%%
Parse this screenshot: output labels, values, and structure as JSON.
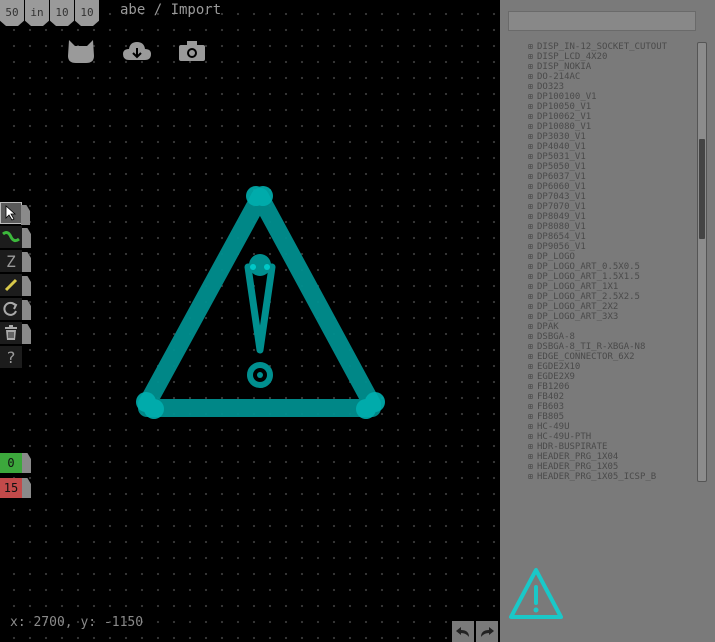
{
  "header": {
    "title": "abe / Import"
  },
  "grid_settings": {
    "size": "50",
    "units": "in",
    "a": "10",
    "b": "10"
  },
  "top_icons": [
    "cat-icon",
    "cloud-download-icon",
    "camera-icon"
  ],
  "tools": [
    "pointer-icon",
    "trace-icon",
    "text-icon",
    "ruler-icon",
    "rotate-icon",
    "trash-icon",
    "help-icon"
  ],
  "tool_labels": {
    "text": "Z",
    "help": "?"
  },
  "layers": [
    {
      "label": "0",
      "color": "#3ca83c"
    },
    {
      "label": "15",
      "color": "#c34a4a"
    }
  ],
  "status": {
    "coords": "x: 2700, y: -1150"
  },
  "colors": {
    "accent": "#00a0a0",
    "canvas": "#000000",
    "panel": "#7a7a7a"
  },
  "part_list": [
    "DISP_IN-12_SOCKET_CUTOUT",
    "DISP_LCD_4X20",
    "DISP_NOKIA",
    "DO-214AC",
    "DO323",
    "DP100100_V1",
    "DP10050_V1",
    "DP10062_V1",
    "DP10080_V1",
    "DP3030_V1",
    "DP4040_V1",
    "DP5031_V1",
    "DP5050_V1",
    "DP6037_V1",
    "DP6060_V1",
    "DP7043_V1",
    "DP7070_V1",
    "DP8049_V1",
    "DP8080_V1",
    "DP8654_V1",
    "DP9056_V1",
    "DP_LOGO",
    "DP_LOGO_ART_0.5X0.5",
    "DP_LOGO_ART_1.5X1.5",
    "DP_LOGO_ART_1X1",
    "DP_LOGO_ART_2.5X2.5",
    "DP_LOGO_ART_2X2",
    "DP_LOGO_ART_3X3",
    "DPAK",
    "DSBGA-8",
    "DSBGA-8_TI_R-XBGA-N8",
    "EDGE_CONNECTOR_6X2",
    "EGDE2X10",
    "EGDE2X9",
    "FB1206",
    "FB402",
    "FB603",
    "FB805",
    "HC-49U",
    "HC-49U-PTH",
    "HDR-BUSPIRATE",
    "HEADER_PRG_1X04",
    "HEADER_PRG_1X05",
    "HEADER_PRG_1X05_ICSP_B"
  ]
}
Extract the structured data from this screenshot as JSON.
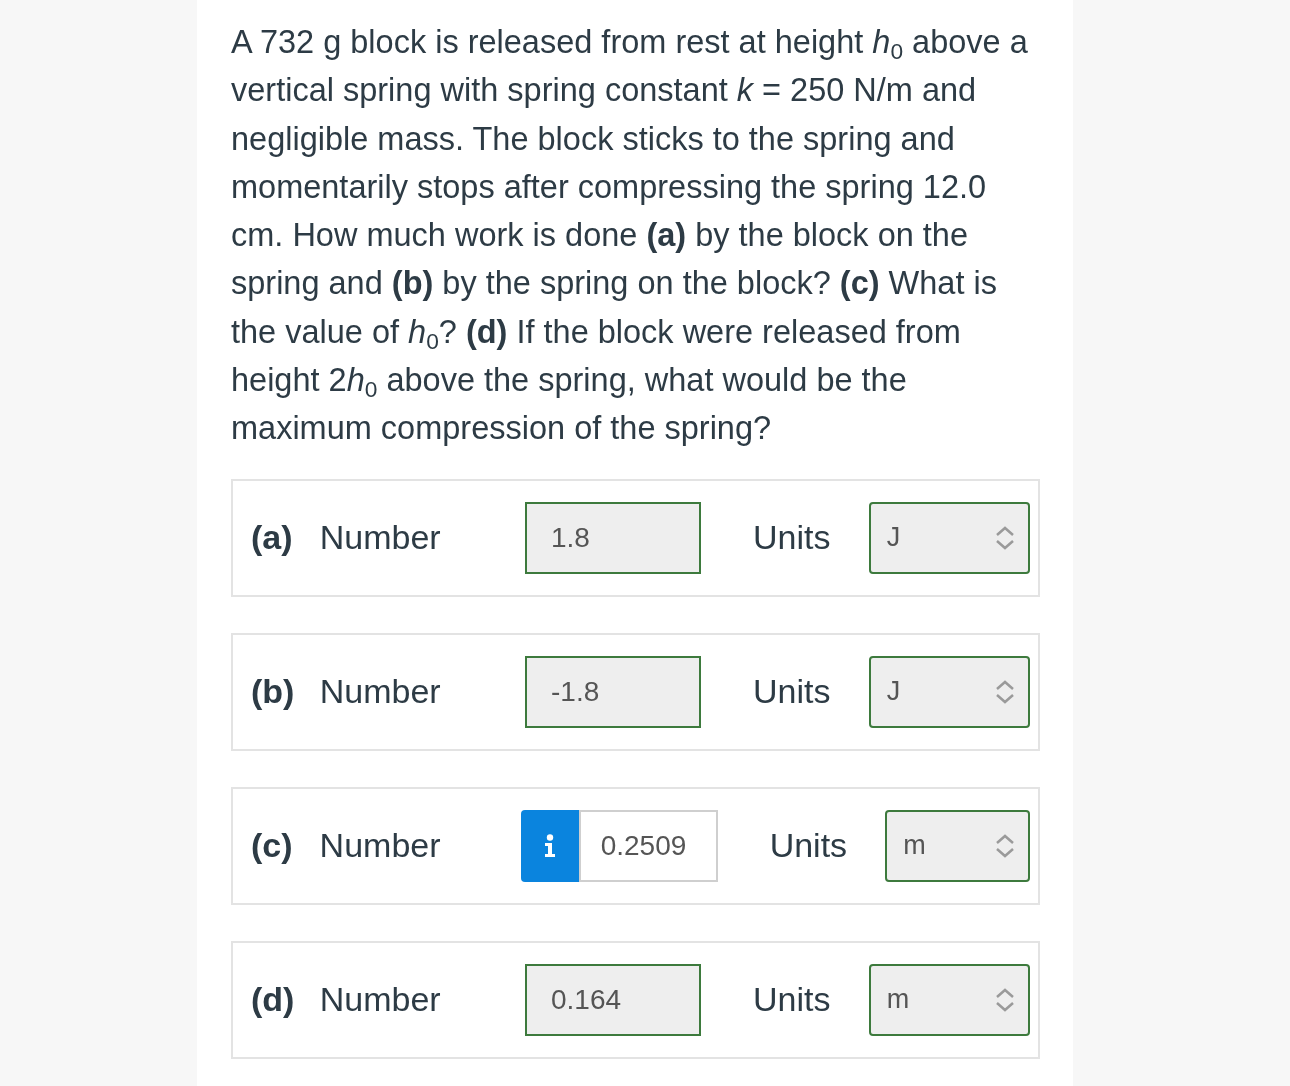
%%
Exercise: Say how many lines in the entries contain the string "screenshot", and say nothing else.

Task answer: 2